Figure contents as structured data:
☆ ☆ ☆ ☆ ☆
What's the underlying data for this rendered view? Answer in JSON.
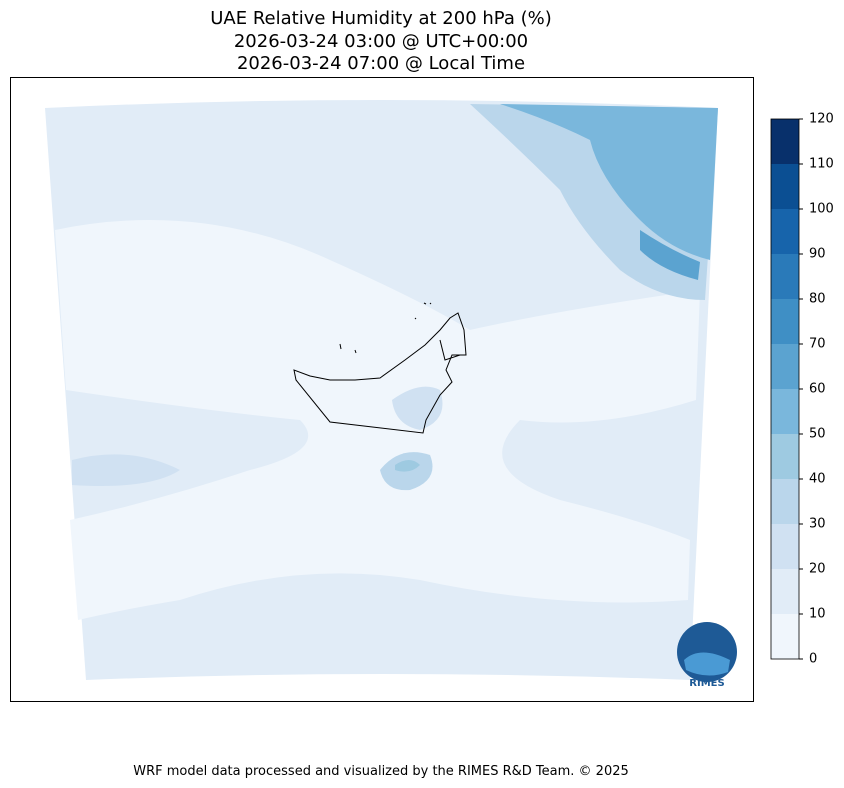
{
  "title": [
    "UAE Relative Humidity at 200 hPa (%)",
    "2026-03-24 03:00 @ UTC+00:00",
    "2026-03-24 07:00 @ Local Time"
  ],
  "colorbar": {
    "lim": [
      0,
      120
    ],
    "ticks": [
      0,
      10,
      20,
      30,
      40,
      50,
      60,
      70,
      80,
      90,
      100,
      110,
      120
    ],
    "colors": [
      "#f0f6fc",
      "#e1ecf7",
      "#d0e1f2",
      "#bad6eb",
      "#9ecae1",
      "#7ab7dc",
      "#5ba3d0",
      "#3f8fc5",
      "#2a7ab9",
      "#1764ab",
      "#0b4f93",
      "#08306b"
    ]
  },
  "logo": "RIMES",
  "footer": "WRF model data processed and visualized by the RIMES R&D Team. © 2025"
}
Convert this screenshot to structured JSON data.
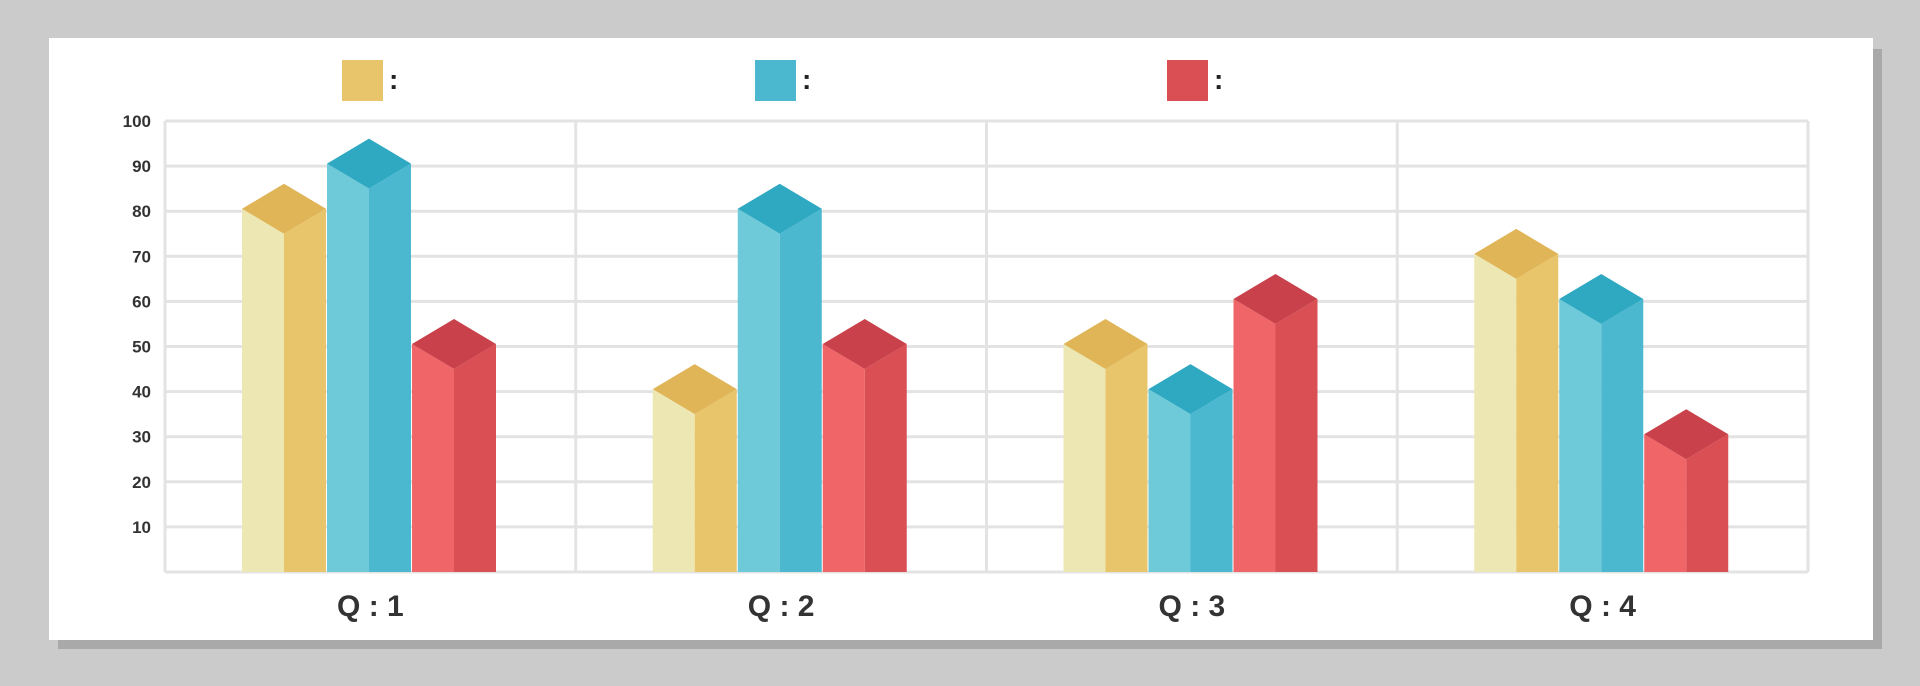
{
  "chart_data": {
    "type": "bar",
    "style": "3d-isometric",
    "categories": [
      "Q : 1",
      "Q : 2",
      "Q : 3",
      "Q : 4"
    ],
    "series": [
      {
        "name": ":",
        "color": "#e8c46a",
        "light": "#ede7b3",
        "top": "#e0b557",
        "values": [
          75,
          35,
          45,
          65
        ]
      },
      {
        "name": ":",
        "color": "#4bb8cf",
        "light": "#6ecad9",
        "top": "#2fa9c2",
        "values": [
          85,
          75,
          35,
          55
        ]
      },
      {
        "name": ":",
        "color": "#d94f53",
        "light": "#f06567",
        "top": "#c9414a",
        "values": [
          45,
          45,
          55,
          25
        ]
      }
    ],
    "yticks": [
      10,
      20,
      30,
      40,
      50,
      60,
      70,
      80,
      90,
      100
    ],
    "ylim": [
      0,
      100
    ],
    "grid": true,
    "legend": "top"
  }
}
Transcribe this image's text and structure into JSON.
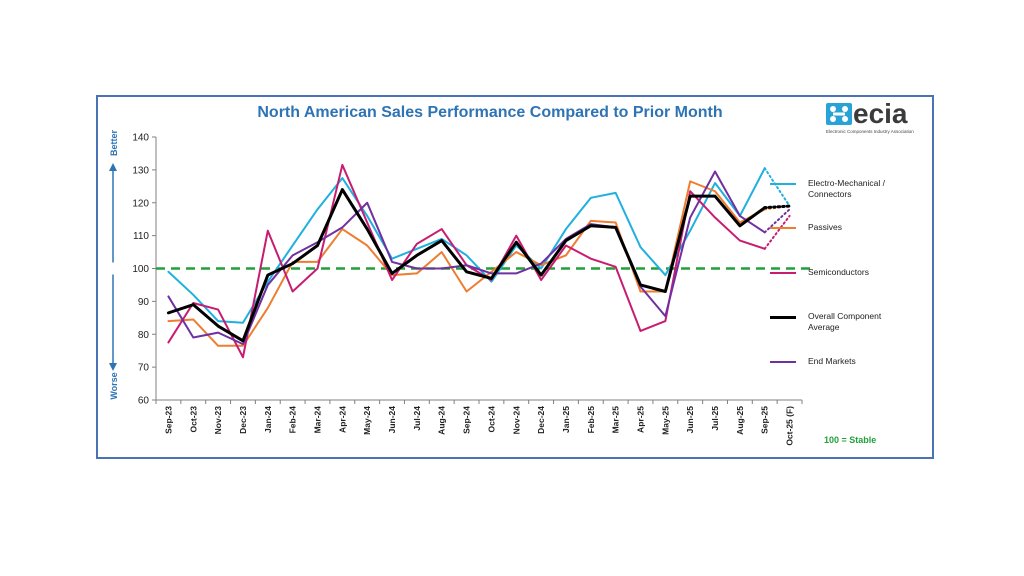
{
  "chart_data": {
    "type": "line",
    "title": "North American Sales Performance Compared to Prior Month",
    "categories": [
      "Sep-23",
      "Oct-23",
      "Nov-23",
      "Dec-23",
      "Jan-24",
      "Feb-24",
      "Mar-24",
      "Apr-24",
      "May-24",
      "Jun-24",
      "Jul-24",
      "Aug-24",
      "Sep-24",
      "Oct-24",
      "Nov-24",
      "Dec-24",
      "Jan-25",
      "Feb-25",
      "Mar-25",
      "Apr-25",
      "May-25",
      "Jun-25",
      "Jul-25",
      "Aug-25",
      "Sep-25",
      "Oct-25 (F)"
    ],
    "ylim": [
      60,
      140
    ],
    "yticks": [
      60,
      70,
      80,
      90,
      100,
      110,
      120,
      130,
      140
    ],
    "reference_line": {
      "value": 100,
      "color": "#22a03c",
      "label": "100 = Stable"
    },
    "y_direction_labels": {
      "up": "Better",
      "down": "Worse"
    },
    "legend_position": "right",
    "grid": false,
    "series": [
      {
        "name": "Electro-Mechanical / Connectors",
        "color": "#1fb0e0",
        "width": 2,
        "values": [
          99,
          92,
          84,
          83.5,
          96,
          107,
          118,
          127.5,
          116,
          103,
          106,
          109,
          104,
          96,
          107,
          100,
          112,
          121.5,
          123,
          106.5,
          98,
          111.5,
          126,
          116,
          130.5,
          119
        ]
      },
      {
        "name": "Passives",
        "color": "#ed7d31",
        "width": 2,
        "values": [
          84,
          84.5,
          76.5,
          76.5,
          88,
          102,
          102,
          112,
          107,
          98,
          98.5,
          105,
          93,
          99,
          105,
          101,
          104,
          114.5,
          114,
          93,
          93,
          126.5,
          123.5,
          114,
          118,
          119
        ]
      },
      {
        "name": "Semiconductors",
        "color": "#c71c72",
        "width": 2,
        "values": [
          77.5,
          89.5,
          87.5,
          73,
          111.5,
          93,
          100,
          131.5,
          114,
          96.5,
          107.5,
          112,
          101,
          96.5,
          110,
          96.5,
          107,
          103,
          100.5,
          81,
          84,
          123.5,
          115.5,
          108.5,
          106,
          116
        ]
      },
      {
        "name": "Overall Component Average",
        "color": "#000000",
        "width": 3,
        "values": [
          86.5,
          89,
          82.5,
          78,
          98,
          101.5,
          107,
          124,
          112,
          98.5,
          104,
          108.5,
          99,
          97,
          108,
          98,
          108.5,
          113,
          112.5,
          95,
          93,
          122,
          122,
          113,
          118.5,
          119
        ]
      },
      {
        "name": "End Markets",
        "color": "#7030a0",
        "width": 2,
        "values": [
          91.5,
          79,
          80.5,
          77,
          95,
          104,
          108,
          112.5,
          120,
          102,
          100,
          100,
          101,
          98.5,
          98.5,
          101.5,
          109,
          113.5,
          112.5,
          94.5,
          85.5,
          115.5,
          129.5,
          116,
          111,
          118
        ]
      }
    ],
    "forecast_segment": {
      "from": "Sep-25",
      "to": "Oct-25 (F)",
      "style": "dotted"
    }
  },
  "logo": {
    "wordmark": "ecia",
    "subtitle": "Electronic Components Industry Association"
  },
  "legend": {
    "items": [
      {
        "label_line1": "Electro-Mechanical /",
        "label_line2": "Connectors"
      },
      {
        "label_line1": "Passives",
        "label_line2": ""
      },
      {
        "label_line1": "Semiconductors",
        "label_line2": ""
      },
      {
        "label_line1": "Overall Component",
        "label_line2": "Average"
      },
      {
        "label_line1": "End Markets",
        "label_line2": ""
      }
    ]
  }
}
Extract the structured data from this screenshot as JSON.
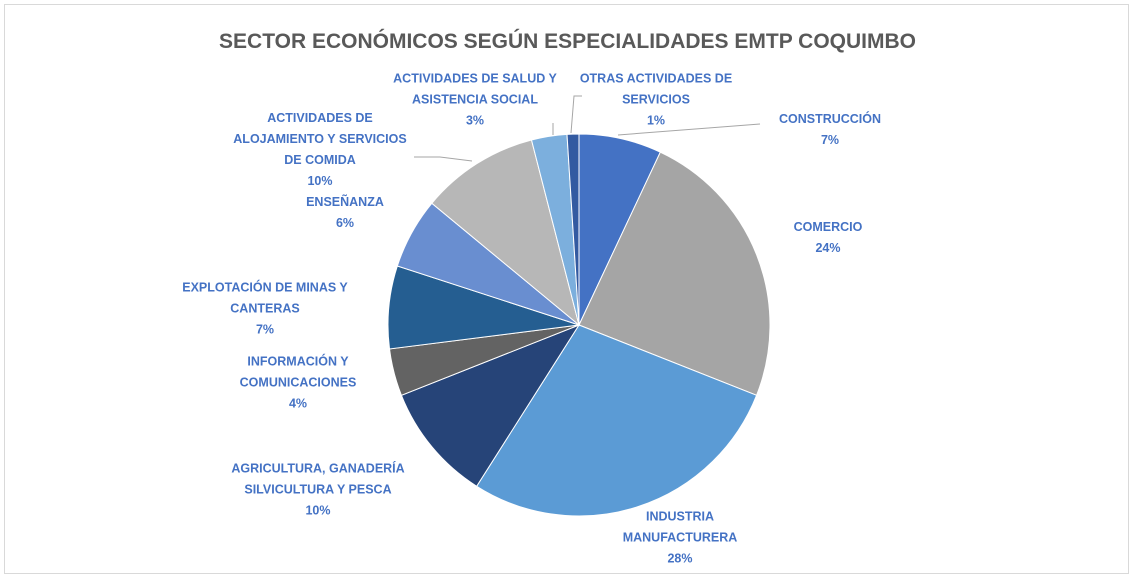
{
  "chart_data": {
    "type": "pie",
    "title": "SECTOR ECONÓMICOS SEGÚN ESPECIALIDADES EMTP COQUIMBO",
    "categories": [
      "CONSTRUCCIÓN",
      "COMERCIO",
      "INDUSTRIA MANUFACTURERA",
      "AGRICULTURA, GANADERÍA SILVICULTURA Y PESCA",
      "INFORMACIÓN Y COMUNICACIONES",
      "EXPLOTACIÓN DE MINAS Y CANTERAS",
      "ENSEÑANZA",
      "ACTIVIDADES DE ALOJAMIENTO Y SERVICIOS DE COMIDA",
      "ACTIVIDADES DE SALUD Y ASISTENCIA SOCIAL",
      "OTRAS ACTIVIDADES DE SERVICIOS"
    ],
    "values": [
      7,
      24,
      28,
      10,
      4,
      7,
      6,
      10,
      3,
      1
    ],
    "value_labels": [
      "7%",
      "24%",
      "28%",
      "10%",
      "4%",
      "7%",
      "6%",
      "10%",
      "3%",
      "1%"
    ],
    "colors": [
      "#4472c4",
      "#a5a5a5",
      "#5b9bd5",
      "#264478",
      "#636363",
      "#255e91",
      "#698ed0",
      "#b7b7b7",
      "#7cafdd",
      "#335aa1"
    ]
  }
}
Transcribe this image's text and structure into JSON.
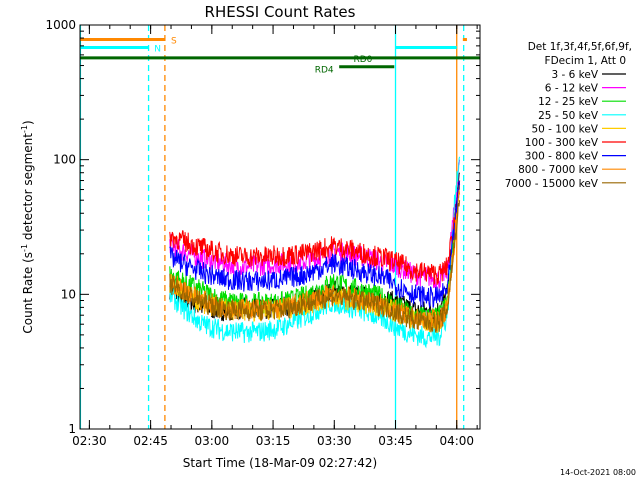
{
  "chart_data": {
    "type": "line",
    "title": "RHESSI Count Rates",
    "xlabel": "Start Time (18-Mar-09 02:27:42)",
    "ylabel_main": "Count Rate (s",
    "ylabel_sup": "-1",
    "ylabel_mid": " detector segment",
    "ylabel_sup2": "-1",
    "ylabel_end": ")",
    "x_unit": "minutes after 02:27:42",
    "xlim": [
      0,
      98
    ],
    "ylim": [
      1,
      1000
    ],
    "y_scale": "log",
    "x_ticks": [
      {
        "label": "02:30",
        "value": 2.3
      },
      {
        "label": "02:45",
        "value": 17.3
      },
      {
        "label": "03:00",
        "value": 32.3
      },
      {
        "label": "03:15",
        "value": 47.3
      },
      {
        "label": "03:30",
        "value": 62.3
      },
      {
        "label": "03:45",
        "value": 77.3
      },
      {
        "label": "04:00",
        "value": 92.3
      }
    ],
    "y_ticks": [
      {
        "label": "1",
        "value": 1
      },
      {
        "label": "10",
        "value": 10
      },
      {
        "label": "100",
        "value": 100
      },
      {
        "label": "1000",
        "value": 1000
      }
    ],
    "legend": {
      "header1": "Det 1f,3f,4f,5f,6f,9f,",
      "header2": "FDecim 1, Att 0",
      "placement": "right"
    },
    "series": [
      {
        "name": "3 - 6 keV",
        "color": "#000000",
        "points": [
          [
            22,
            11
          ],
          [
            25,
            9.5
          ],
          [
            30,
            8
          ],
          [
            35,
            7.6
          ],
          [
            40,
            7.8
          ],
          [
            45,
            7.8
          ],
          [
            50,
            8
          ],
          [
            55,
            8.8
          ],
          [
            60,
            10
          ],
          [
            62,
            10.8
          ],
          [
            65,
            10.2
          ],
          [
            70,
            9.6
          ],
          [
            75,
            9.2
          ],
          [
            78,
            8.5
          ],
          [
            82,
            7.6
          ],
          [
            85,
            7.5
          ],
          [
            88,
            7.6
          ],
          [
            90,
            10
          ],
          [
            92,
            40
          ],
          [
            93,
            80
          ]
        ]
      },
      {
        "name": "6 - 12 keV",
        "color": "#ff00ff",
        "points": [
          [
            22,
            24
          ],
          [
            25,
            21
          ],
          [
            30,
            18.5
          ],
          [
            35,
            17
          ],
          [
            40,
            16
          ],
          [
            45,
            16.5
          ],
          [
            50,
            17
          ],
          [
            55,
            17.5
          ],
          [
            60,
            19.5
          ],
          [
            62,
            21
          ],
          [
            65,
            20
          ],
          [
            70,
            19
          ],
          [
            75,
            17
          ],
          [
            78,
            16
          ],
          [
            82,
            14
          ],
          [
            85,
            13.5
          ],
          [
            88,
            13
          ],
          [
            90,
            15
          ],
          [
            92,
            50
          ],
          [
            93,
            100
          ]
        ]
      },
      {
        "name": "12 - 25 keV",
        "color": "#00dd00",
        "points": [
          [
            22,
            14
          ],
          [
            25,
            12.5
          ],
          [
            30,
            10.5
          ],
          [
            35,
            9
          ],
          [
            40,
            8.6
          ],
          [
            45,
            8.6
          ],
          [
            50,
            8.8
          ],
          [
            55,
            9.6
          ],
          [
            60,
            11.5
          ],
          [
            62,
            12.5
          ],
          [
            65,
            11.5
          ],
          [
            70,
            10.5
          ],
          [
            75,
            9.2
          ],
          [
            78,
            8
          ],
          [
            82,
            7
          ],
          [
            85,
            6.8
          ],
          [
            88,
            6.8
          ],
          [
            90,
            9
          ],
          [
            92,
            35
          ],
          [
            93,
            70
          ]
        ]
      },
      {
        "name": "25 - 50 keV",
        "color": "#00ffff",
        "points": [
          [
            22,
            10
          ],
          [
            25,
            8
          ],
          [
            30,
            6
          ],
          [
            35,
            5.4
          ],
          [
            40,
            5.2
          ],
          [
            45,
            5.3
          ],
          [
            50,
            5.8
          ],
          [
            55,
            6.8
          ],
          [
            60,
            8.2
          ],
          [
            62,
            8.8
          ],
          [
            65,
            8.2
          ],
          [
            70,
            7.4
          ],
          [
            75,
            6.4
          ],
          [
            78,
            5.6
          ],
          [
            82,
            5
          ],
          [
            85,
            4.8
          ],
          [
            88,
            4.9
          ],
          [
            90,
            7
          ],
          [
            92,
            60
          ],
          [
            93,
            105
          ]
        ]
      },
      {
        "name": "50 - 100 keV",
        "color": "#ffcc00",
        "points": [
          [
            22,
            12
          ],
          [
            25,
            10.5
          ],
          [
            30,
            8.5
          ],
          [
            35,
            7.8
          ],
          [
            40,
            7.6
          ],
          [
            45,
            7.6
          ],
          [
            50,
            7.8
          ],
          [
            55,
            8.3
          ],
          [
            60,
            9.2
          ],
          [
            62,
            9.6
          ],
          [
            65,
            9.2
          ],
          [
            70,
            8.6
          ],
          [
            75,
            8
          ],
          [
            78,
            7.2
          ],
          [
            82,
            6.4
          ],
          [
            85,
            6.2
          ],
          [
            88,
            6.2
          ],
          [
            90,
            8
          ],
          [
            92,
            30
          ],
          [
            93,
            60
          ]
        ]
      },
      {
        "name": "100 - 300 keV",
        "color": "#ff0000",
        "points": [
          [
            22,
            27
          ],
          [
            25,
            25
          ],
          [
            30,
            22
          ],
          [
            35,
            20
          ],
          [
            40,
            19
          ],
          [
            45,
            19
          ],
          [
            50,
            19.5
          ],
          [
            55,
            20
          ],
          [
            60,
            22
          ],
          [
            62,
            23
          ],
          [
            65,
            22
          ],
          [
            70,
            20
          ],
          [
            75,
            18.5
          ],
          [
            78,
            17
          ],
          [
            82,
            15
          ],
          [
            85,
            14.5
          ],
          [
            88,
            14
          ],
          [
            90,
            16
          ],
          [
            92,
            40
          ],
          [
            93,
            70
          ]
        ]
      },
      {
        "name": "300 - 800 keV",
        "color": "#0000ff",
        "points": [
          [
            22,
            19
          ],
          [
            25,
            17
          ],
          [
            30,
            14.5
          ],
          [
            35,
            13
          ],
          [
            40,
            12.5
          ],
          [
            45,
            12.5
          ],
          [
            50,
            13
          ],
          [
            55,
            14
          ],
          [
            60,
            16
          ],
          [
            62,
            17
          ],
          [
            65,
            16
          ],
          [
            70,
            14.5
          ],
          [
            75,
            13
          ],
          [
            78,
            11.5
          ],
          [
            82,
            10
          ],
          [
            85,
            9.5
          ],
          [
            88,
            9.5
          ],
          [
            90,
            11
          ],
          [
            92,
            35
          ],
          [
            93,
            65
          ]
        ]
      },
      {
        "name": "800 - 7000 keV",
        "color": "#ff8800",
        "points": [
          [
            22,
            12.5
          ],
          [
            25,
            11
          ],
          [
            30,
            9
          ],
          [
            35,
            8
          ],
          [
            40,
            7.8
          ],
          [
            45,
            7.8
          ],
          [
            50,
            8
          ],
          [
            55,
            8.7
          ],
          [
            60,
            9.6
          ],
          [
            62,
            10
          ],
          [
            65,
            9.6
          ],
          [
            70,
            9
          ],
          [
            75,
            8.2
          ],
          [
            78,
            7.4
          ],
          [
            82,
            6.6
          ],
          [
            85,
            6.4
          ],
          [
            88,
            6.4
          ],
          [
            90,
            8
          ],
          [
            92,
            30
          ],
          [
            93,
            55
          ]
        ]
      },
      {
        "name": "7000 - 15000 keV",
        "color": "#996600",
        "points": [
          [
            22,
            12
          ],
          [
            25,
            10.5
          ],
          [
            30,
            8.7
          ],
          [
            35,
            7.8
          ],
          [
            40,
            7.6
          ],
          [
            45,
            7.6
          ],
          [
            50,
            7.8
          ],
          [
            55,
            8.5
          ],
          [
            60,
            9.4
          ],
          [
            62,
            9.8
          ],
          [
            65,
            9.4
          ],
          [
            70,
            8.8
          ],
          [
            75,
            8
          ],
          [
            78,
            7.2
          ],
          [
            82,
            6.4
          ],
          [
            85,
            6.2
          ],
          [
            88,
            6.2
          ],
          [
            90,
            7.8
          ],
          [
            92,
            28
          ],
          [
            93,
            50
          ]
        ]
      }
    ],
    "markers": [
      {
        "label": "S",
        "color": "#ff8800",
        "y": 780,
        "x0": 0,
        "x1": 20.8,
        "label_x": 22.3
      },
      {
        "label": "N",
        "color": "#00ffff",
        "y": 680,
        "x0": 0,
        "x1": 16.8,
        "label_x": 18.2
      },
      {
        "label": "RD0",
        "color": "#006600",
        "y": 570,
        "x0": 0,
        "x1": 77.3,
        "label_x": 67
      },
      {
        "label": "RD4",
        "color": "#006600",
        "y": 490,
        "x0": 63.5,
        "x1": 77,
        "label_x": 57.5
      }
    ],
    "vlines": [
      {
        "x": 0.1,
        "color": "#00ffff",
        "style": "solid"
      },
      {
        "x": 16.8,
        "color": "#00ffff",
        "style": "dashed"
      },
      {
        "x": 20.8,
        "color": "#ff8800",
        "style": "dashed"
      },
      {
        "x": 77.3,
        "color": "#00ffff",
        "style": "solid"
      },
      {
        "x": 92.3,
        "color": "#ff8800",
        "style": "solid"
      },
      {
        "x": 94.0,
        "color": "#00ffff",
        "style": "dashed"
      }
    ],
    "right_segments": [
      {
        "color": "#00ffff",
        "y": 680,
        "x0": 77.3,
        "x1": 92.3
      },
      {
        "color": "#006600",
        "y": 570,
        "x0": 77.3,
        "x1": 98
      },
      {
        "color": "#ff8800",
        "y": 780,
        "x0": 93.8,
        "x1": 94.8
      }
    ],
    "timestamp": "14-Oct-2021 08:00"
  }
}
☆ ☆ ☆ ☆ ☆
**AIM OF THE EXERCISE:** Above are lines of data; state how many of them contain the word "SERVICIOS", with no other output.

**THE COMPLETED TASK:** 2